Just under 150 students returned the consent forms by the deadline. They were then sent an email by the OU team, asking them to visit a website where they could choose a username and password.
We had hoped originally that each student would be able to have total freedom of choice about their avatar name (in as much as anyone signing up for a Second Life account has 'free choice') - because one of the things that seemed very important to us was the whole issue of identity, and names seemed to be an important aspect of that. Certainly members of our own team had spent a lot of time thinking about the avatar name they wanted as well as what they wanted their avatar to look like. However, it soon became clear that this would not be possible because it would mean each student having to register individually via the normal Linden Lab registration system (which in the case of Teens requires that you provide a credit card number). We thus agreed that we would use a bulk registration system, and that each of the students would have the same second name. We agreed with Linden Lab that this second name would be Schomer. Thus when students visited our website to select their username they were told that the second name would be Schomer and that they could choose what first name they wanted. The system ensured that the firstname they chose was unique and that the username and password conformed with various technical requirements (eg did not contain 'illegal' characters). The system automatically emailed the student confirmation of their username and password and further information about what they should do next. It also notified a member of the OU team about the username that had been selected, so that we could make a manual check to ensure that the name was appropriate. Around 90 of the students whose consent forms had been returned visited the website and selected a username. Five of these were subsequently asked to change their name because it was felt to be inappropriate (eg it was too similar to their real name).

## Raw data

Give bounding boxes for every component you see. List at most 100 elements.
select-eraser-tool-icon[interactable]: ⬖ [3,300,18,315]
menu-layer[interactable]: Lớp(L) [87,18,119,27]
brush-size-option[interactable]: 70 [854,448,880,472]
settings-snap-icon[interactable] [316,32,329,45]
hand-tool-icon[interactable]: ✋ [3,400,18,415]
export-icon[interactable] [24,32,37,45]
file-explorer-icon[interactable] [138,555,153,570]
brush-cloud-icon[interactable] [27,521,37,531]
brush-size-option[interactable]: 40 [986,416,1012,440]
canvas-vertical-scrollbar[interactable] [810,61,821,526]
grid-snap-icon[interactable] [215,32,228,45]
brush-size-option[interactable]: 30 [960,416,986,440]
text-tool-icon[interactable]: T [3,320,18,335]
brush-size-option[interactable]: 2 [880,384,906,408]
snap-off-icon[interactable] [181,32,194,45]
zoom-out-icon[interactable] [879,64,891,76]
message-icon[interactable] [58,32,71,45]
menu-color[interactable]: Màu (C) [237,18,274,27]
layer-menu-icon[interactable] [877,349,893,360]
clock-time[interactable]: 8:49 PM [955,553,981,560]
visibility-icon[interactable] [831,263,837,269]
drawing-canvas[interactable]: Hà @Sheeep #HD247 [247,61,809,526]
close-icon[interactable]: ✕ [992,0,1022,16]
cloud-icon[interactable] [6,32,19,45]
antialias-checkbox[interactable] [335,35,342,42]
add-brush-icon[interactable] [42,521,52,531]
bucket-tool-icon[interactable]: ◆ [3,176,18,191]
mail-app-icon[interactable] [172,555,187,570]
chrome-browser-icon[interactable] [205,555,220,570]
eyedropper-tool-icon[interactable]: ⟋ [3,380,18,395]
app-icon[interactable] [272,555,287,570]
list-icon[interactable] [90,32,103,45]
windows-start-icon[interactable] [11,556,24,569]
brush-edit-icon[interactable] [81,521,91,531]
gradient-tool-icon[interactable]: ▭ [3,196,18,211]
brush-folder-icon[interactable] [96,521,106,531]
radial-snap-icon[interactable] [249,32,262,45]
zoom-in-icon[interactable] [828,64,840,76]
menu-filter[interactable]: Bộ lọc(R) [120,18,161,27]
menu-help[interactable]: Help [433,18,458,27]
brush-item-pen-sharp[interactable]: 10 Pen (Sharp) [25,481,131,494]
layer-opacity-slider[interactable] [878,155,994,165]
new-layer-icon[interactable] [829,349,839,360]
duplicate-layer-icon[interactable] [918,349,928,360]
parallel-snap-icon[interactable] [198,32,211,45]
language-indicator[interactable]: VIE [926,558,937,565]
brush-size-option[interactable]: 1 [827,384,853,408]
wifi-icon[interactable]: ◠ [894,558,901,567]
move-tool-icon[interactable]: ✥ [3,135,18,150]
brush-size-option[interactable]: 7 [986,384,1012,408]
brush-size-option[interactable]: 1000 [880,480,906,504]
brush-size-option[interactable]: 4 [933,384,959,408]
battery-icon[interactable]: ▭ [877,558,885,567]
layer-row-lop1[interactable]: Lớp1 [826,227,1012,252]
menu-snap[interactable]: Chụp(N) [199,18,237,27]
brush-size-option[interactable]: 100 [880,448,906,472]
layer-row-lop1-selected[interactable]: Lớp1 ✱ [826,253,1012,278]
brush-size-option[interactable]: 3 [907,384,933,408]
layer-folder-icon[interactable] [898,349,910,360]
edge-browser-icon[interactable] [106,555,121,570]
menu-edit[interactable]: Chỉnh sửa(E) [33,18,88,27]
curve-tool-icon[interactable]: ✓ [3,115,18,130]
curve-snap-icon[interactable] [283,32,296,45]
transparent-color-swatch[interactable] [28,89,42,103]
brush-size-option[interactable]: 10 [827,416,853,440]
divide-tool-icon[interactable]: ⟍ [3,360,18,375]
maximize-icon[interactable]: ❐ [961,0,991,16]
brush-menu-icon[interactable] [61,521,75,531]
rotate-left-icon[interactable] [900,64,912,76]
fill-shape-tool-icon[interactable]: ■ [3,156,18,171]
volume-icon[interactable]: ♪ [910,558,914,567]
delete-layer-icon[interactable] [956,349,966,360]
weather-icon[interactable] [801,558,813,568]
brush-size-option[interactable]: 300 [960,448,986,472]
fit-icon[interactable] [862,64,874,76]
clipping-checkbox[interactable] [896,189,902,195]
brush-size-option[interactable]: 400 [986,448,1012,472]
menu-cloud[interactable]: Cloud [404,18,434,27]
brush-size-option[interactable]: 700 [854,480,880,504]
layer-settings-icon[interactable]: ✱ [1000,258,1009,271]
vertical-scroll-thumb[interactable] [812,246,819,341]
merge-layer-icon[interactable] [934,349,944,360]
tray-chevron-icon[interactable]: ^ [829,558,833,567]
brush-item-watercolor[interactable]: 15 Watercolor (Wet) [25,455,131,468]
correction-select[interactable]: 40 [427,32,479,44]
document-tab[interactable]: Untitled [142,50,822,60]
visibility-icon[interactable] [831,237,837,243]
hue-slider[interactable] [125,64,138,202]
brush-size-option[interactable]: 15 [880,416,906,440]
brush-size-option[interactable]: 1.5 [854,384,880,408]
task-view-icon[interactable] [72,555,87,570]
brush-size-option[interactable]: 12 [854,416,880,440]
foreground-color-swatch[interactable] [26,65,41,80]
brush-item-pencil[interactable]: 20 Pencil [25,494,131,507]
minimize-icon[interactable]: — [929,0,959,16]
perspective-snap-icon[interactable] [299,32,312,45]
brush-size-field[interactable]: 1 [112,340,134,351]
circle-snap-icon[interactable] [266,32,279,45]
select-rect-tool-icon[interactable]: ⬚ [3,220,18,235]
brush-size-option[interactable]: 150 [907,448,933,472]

## Exercise directions
Pick up the passage above on registering students' Second Life avatar names after its final sentence, and continue it.

## Reply
In order to allow for students who were late in selecting their own username we allocated usernames to the remaining students so that we could keep to the agreed schedule for the batch registration process. We had agreed with Fred Fuchs/Gus Plisington that his company would do the bulk registration (for a fee). They required the following data as an asci file with one record per line and using spaces to delimit the fields:
Real_name Avatar_1st_name Avatar_2nd_name email_address date_of_birth
The email addresses each had to be unique and valid. To cope with this whilst protecting the identify of the children and ensuring that they couldn't subsequently add credit card details to their accounts we used a catchall email account (eg @whateverwecalledit.co.uk) that we created. This allowed each child to be allocated an email address of the form Avatar_1st_name@whateverwecalledit.co.uk (no matter what appeared before the @ the message was sent to the same account).
The batch registration seemed to go very smoothly - but when the students tried to log in they were not able to do so. It transpired that there was a problem at Linden Lab end - which was resolved after a couple of days (the problem became apparent on the Friday and was resolved on the Monday). I suspect that this was a one-off problem and that we were the first and last batch of people to experience it (but I am not certain).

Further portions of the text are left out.